■ Task brief: Repeat everything in the material exactly.

■ Input records:
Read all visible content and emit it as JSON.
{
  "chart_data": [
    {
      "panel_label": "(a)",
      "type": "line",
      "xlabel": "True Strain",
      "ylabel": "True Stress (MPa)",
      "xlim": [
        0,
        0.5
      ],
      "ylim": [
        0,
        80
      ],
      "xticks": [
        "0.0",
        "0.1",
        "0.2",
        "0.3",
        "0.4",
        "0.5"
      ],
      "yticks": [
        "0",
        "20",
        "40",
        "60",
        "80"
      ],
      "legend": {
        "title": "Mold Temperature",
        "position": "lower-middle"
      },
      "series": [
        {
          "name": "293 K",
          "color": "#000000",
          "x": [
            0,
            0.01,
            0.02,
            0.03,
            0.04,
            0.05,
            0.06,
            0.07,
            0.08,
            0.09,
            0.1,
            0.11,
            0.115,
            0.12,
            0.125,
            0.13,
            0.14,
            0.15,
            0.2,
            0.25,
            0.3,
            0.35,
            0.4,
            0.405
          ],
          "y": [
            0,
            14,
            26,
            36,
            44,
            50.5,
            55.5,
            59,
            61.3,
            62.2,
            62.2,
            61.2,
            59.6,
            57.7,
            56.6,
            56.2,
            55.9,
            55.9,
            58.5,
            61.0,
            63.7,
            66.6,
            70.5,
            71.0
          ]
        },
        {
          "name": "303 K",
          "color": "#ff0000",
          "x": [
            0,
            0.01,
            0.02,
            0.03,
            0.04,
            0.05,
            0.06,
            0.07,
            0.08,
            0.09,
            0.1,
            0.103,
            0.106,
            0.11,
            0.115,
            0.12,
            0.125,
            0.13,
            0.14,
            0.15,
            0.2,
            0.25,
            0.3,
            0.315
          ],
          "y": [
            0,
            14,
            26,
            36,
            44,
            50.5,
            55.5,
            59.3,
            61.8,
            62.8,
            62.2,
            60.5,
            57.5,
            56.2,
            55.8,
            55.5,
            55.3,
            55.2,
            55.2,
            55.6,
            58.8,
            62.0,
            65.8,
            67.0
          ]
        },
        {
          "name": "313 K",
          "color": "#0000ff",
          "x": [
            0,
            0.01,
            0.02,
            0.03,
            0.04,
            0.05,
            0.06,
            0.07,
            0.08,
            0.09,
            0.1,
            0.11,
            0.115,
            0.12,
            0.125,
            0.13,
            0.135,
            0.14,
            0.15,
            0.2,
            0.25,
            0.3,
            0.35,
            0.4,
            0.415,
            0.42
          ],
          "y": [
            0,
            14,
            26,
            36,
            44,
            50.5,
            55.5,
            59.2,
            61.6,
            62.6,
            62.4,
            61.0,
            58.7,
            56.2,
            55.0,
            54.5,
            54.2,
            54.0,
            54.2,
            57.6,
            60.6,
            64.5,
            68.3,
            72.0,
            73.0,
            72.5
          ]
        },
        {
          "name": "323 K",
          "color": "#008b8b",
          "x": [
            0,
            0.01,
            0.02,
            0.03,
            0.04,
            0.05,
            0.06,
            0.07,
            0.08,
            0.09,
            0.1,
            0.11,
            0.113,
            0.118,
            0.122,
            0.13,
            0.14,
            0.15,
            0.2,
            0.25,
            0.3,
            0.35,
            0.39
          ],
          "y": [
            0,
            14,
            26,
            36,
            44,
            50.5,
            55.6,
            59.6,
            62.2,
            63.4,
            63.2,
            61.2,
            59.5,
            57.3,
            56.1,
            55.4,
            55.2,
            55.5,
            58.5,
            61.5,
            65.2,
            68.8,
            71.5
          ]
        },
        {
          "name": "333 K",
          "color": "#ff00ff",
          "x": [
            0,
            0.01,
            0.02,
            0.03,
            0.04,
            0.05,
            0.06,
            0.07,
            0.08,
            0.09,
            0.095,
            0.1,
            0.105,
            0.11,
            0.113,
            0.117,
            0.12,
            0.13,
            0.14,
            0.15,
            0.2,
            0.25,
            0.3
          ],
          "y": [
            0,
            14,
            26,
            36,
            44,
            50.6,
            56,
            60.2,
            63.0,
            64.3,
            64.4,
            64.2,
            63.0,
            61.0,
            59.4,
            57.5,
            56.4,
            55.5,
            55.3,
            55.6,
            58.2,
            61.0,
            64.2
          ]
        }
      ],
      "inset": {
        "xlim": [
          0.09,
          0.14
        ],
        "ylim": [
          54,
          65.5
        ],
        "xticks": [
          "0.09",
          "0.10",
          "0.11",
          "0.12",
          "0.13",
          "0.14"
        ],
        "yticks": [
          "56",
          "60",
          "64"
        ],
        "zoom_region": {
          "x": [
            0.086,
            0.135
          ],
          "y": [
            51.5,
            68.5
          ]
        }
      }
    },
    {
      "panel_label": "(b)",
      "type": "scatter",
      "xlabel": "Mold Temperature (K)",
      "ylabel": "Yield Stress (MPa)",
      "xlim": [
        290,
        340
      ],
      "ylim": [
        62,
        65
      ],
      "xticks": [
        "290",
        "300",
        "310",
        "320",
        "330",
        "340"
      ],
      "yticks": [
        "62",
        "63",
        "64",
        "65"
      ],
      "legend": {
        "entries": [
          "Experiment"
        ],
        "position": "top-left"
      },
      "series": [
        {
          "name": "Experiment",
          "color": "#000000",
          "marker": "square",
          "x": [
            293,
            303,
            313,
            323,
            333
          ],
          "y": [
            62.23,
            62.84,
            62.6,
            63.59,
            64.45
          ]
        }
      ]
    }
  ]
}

■ Finished exercise:
Read all visible content and emit it as JSON.
{
  "chart_data": [
    {
      "panel_label": "(a)",
      "type": "line",
      "xlabel": "True Strain",
      "ylabel": "True Stress (MPa)",
      "xlim": [
        0,
        0.5
      ],
      "ylim": [
        0,
        80
      ],
      "xticks": [
        "0.0",
        "0.1",
        "0.2",
        "0.3",
        "0.4",
        "0.5"
      ],
      "yticks": [
        "0",
        "20",
        "40",
        "60",
        "80"
      ],
      "legend": {
        "title": "Mold Temperature",
        "position": "lower-middle"
      },
      "series": [
        {
          "name": "293 K",
          "color": "#000000",
          "x": [
            0,
            0.01,
            0.02,
            0.03,
            0.04,
            0.05,
            0.06,
            0.07,
            0.08,
            0.09,
            0.1,
            0.11,
            0.115,
            0.12,
            0.125,
            0.13,
            0.14,
            0.15,
            0.2,
            0.25,
            0.3,
            0.35,
            0.4,
            0.405
          ],
          "y": [
            0,
            14,
            26,
            36,
            44,
            50.5,
            55.5,
            59,
            61.3,
            62.2,
            62.2,
            61.2,
            59.6,
            57.7,
            56.6,
            56.2,
            55.9,
            55.9,
            58.5,
            61.0,
            63.7,
            66.6,
            70.5,
            71.0
          ]
        },
        {
          "name": "303 K",
          "color": "#ff0000",
          "x": [
            0,
            0.01,
            0.02,
            0.03,
            0.04,
            0.05,
            0.06,
            0.07,
            0.08,
            0.09,
            0.1,
            0.103,
            0.106,
            0.11,
            0.115,
            0.12,
            0.125,
            0.13,
            0.14,
            0.15,
            0.2,
            0.25,
            0.3,
            0.315
          ],
          "y": [
            0,
            14,
            26,
            36,
            44,
            50.5,
            55.5,
            59.3,
            61.8,
            62.8,
            62.2,
            60.5,
            57.5,
            56.2,
            55.8,
            55.5,
            55.3,
            55.2,
            55.2,
            55.6,
            58.8,
            62.0,
            65.8,
            67.0
          ]
        },
        {
          "name": "313 K",
          "color": "#0000ff",
          "x": [
            0,
            0.01,
            0.02,
            0.03,
            0.04,
            0.05,
            0.06,
            0.07,
            0.08,
            0.09,
            0.1,
            0.11,
            0.115,
            0.12,
            0.125,
            0.13,
            0.135,
            0.14,
            0.15,
            0.2,
            0.25,
            0.3,
            0.35,
            0.4,
            0.415,
            0.42
          ],
          "y": [
            0,
            14,
            26,
            36,
            44,
            50.5,
            55.5,
            59.2,
            61.6,
            62.6,
            62.4,
            61.0,
            58.7,
            56.2,
            55.0,
            54.5,
            54.2,
            54.0,
            54.2,
            57.6,
            60.6,
            64.5,
            68.3,
            72.0,
            73.0,
            72.5
          ]
        },
        {
          "name": "323 K",
          "color": "#008b8b",
          "x": [
            0,
            0.01,
            0.02,
            0.03,
            0.04,
            0.05,
            0.06,
            0.07,
            0.08,
            0.09,
            0.1,
            0.11,
            0.113,
            0.118,
            0.122,
            0.13,
            0.14,
            0.15,
            0.2,
            0.25,
            0.3,
            0.35,
            0.39
          ],
          "y": [
            0,
            14,
            26,
            36,
            44,
            50.5,
            55.6,
            59.6,
            62.2,
            63.4,
            63.2,
            61.2,
            59.5,
            57.3,
            56.1,
            55.4,
            55.2,
            55.5,
            58.5,
            61.5,
            65.2,
            68.8,
            71.5
          ]
        },
        {
          "name": "333 K",
          "color": "#ff00ff",
          "x": [
            0,
            0.01,
            0.02,
            0.03,
            0.04,
            0.05,
            0.06,
            0.07,
            0.08,
            0.09,
            0.095,
            0.1,
            0.105,
            0.11,
            0.113,
            0.117,
            0.12,
            0.13,
            0.14,
            0.15,
            0.2,
            0.25,
            0.3
          ],
          "y": [
            0,
            14,
            26,
            36,
            44,
            50.6,
            56,
            60.2,
            63.0,
            64.3,
            64.4,
            64.2,
            63.0,
            61.0,
            59.4,
            57.5,
            56.4,
            55.5,
            55.3,
            55.6,
            58.2,
            61.0,
            64.2
          ]
        }
      ],
      "inset": {
        "xlim": [
          0.09,
          0.14
        ],
        "ylim": [
          54,
          65.5
        ],
        "xticks": [
          "0.09",
          "0.10",
          "0.11",
          "0.12",
          "0.13",
          "0.14"
        ],
        "yticks": [
          "56",
          "60",
          "64"
        ],
        "zoom_region": {
          "x": [
            0.086,
            0.135
          ],
          "y": [
            51.5,
            68.5
          ]
        }
      }
    },
    {
      "panel_label": "(b)",
      "type": "scatter",
      "xlabel": "Mold Temperature (K)",
      "ylabel": "Yield Stress (MPa)",
      "xlim": [
        290,
        340
      ],
      "ylim": [
        62,
        65
      ],
      "xticks": [
        "290",
        "300",
        "310",
        "320",
        "330",
        "340"
      ],
      "yticks": [
        "62",
        "63",
        "64",
        "65"
      ],
      "legend": {
        "entries": [
          "Experiment"
        ],
        "position": "top-left"
      },
      "series": [
        {
          "name": "Experiment",
          "color": "#000000",
          "marker": "square",
          "x": [
            293,
            303,
            313,
            323,
            333
          ],
          "y": [
            62.23,
            62.84,
            62.6,
            63.59,
            64.45
          ]
        }
      ]
    }
  ]
}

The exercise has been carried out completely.